**STATED TASK**. Each line should be copied exactly.

[Records that describe figures]
━━━━━━━━━━

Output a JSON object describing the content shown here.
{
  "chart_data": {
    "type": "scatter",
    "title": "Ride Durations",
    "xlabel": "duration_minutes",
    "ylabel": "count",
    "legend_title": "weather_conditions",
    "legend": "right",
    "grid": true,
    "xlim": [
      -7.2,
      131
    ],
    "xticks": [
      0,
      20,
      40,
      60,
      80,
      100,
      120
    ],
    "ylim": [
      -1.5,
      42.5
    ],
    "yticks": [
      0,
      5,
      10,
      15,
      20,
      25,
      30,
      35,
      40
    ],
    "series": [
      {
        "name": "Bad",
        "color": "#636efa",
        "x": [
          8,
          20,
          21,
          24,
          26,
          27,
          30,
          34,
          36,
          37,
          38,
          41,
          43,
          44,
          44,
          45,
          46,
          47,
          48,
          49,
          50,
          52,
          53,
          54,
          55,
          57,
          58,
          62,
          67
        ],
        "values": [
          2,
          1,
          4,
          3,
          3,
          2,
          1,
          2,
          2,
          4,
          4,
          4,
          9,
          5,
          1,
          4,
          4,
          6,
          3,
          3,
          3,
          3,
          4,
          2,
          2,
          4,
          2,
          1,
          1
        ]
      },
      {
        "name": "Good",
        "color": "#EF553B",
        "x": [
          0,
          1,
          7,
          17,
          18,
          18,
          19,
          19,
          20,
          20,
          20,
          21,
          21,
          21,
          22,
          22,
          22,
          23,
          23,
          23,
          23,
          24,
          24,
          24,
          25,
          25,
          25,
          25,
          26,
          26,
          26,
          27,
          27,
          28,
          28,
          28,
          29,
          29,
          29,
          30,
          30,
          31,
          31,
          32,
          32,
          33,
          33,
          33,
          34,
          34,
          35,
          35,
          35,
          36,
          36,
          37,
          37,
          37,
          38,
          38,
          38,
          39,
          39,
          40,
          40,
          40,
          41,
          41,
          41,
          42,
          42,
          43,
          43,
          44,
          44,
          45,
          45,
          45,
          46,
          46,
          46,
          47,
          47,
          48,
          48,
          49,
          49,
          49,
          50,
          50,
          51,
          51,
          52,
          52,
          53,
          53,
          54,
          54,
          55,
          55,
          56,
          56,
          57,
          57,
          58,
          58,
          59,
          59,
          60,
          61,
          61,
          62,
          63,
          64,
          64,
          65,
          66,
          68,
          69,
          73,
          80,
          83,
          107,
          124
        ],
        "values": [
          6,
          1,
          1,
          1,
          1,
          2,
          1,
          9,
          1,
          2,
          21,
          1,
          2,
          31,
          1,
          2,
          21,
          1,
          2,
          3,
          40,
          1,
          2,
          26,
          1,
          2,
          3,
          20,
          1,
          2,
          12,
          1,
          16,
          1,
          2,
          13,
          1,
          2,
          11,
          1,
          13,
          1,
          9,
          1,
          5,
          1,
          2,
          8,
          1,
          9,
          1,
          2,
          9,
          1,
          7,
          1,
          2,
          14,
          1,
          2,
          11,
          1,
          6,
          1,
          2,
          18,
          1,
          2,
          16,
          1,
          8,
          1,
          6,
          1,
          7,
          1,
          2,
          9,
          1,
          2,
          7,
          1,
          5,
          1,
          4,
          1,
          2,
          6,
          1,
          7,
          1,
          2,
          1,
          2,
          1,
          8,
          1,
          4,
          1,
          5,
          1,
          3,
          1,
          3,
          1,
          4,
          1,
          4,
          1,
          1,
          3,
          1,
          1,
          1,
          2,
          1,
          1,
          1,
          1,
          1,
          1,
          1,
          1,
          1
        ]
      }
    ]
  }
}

━━━━━━━━━━

**THE RESULT**.
Output a JSON object describing the content shown here.
{
  "chart_data": {
    "type": "scatter",
    "title": "Ride Durations",
    "xlabel": "duration_minutes",
    "ylabel": "count",
    "legend_title": "weather_conditions",
    "legend": "right",
    "grid": true,
    "xlim": [
      -7.2,
      131
    ],
    "xticks": [
      0,
      20,
      40,
      60,
      80,
      100,
      120
    ],
    "ylim": [
      -1.5,
      42.5
    ],
    "yticks": [
      0,
      5,
      10,
      15,
      20,
      25,
      30,
      35,
      40
    ],
    "series": [
      {
        "name": "Bad",
        "color": "#636efa",
        "x": [
          8,
          20,
          21,
          24,
          26,
          27,
          30,
          34,
          36,
          37,
          38,
          41,
          43,
          44,
          44,
          45,
          46,
          47,
          48,
          49,
          50,
          52,
          53,
          54,
          55,
          57,
          58,
          62,
          67
        ],
        "values": [
          2,
          1,
          4,
          3,
          3,
          2,
          1,
          2,
          2,
          4,
          4,
          4,
          9,
          5,
          1,
          4,
          4,
          6,
          3,
          3,
          3,
          3,
          4,
          2,
          2,
          4,
          2,
          1,
          1
        ]
      },
      {
        "name": "Good",
        "color": "#EF553B",
        "x": [
          0,
          1,
          7,
          17,
          18,
          18,
          19,
          19,
          20,
          20,
          20,
          21,
          21,
          21,
          22,
          22,
          22,
          23,
          23,
          23,
          23,
          24,
          24,
          24,
          25,
          25,
          25,
          25,
          26,
          26,
          26,
          27,
          27,
          28,
          28,
          28,
          29,
          29,
          29,
          30,
          30,
          31,
          31,
          32,
          32,
          33,
          33,
          33,
          34,
          34,
          35,
          35,
          35,
          36,
          36,
          37,
          37,
          37,
          38,
          38,
          38,
          39,
          39,
          40,
          40,
          40,
          41,
          41,
          41,
          42,
          42,
          43,
          43,
          44,
          44,
          45,
          45,
          45,
          46,
          46,
          46,
          47,
          47,
          48,
          48,
          49,
          49,
          49,
          50,
          50,
          51,
          51,
          52,
          52,
          53,
          53,
          54,
          54,
          55,
          55,
          56,
          56,
          57,
          57,
          58,
          58,
          59,
          59,
          60,
          61,
          61,
          62,
          63,
          64,
          64,
          65,
          66,
          68,
          69,
          73,
          80,
          83,
          107,
          124
        ],
        "values": [
          6,
          1,
          1,
          1,
          1,
          2,
          1,
          9,
          1,
          2,
          21,
          1,
          2,
          31,
          1,
          2,
          21,
          1,
          2,
          3,
          40,
          1,
          2,
          26,
          1,
          2,
          3,
          20,
          1,
          2,
          12,
          1,
          16,
          1,
          2,
          13,
          1,
          2,
          11,
          1,
          13,
          1,
          9,
          1,
          5,
          1,
          2,
          8,
          1,
          9,
          1,
          2,
          9,
          1,
          7,
          1,
          2,
          14,
          1,
          2,
          11,
          1,
          6,
          1,
          2,
          18,
          1,
          2,
          16,
          1,
          8,
          1,
          6,
          1,
          7,
          1,
          2,
          9,
          1,
          2,
          7,
          1,
          5,
          1,
          4,
          1,
          2,
          6,
          1,
          7,
          1,
          2,
          1,
          2,
          1,
          8,
          1,
          4,
          1,
          5,
          1,
          3,
          1,
          3,
          1,
          4,
          1,
          4,
          1,
          1,
          3,
          1,
          1,
          1,
          2,
          1,
          1,
          1,
          1,
          1,
          1,
          1,
          1,
          1
        ]
      }
    ]
  }
}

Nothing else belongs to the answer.